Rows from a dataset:

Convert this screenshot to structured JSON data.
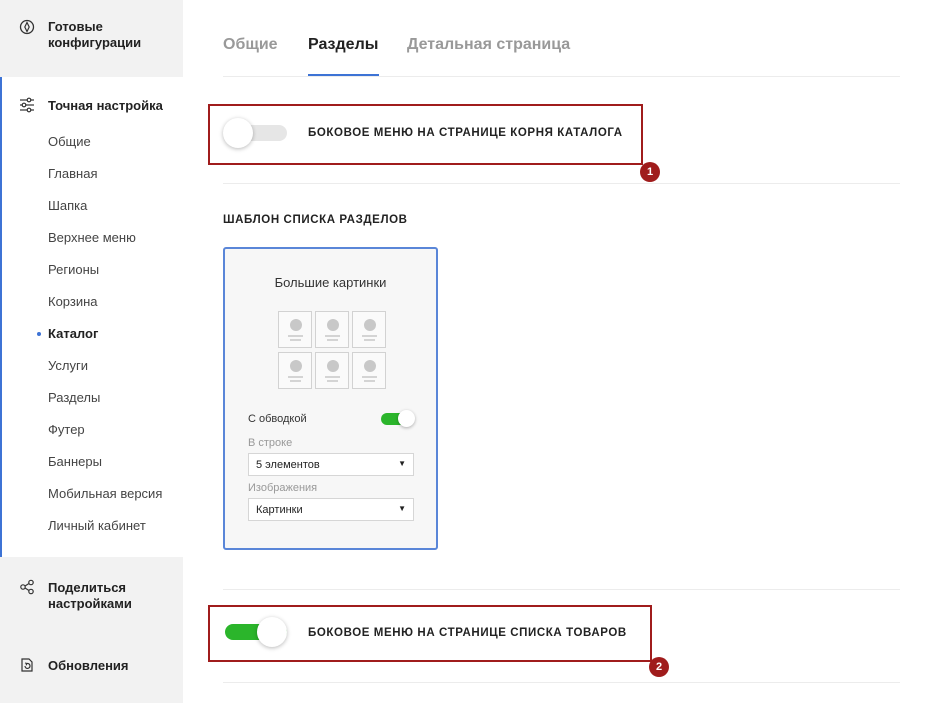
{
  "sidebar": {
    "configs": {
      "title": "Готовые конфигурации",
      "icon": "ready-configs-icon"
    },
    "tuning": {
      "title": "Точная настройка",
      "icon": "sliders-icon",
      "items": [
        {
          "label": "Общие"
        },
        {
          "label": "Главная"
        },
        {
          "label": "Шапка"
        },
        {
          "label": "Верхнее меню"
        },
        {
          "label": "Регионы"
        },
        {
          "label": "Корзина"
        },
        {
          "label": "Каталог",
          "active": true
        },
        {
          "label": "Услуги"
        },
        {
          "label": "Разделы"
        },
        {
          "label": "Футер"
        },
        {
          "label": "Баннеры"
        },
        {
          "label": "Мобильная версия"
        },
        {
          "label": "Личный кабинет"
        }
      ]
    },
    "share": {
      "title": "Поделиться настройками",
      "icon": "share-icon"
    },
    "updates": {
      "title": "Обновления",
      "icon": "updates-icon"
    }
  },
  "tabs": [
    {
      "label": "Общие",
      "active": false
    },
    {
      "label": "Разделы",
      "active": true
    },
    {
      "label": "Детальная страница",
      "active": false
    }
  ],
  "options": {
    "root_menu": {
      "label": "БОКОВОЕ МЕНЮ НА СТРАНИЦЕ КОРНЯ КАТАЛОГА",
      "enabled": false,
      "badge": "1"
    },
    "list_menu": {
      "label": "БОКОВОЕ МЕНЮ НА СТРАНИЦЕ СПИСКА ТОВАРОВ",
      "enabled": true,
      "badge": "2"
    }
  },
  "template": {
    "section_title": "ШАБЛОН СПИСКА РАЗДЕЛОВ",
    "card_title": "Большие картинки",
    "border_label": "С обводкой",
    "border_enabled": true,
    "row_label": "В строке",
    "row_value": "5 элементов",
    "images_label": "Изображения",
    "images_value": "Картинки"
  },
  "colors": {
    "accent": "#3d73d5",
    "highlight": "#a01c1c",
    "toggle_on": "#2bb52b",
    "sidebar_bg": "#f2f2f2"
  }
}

(REQUIRED WORK) Without including any pictures, print each record exactly.

(CORRECT ANSWER)
Convert this screenshot to structured JSON data.
{
  "sidebar": {
    "configs": {
      "title": "Готовые конфигурации",
      "icon": "ready-configs-icon"
    },
    "tuning": {
      "title": "Точная настройка",
      "icon": "sliders-icon",
      "items": [
        {
          "label": "Общие"
        },
        {
          "label": "Главная"
        },
        {
          "label": "Шапка"
        },
        {
          "label": "Верхнее меню"
        },
        {
          "label": "Регионы"
        },
        {
          "label": "Корзина"
        },
        {
          "label": "Каталог",
          "active": true
        },
        {
          "label": "Услуги"
        },
        {
          "label": "Разделы"
        },
        {
          "label": "Футер"
        },
        {
          "label": "Баннеры"
        },
        {
          "label": "Мобильная версия"
        },
        {
          "label": "Личный кабинет"
        }
      ]
    },
    "share": {
      "title": "Поделиться настройками",
      "icon": "share-icon"
    },
    "updates": {
      "title": "Обновления",
      "icon": "updates-icon"
    }
  },
  "tabs": [
    {
      "label": "Общие",
      "active": false
    },
    {
      "label": "Разделы",
      "active": true
    },
    {
      "label": "Детальная страница",
      "active": false
    }
  ],
  "options": {
    "root_menu": {
      "label": "БОКОВОЕ МЕНЮ НА СТРАНИЦЕ КОРНЯ КАТАЛОГА",
      "enabled": false,
      "badge": "1"
    },
    "list_menu": {
      "label": "БОКОВОЕ МЕНЮ НА СТРАНИЦЕ СПИСКА ТОВАРОВ",
      "enabled": true,
      "badge": "2"
    }
  },
  "template": {
    "section_title": "ШАБЛОН СПИСКА РАЗДЕЛОВ",
    "card_title": "Большие картинки",
    "border_label": "С обводкой",
    "border_enabled": true,
    "row_label": "В строке",
    "row_value": "5 элементов",
    "images_label": "Изображения",
    "images_value": "Картинки"
  },
  "colors": {
    "accent": "#3d73d5",
    "highlight": "#a01c1c",
    "toggle_on": "#2bb52b",
    "sidebar_bg": "#f2f2f2"
  }
}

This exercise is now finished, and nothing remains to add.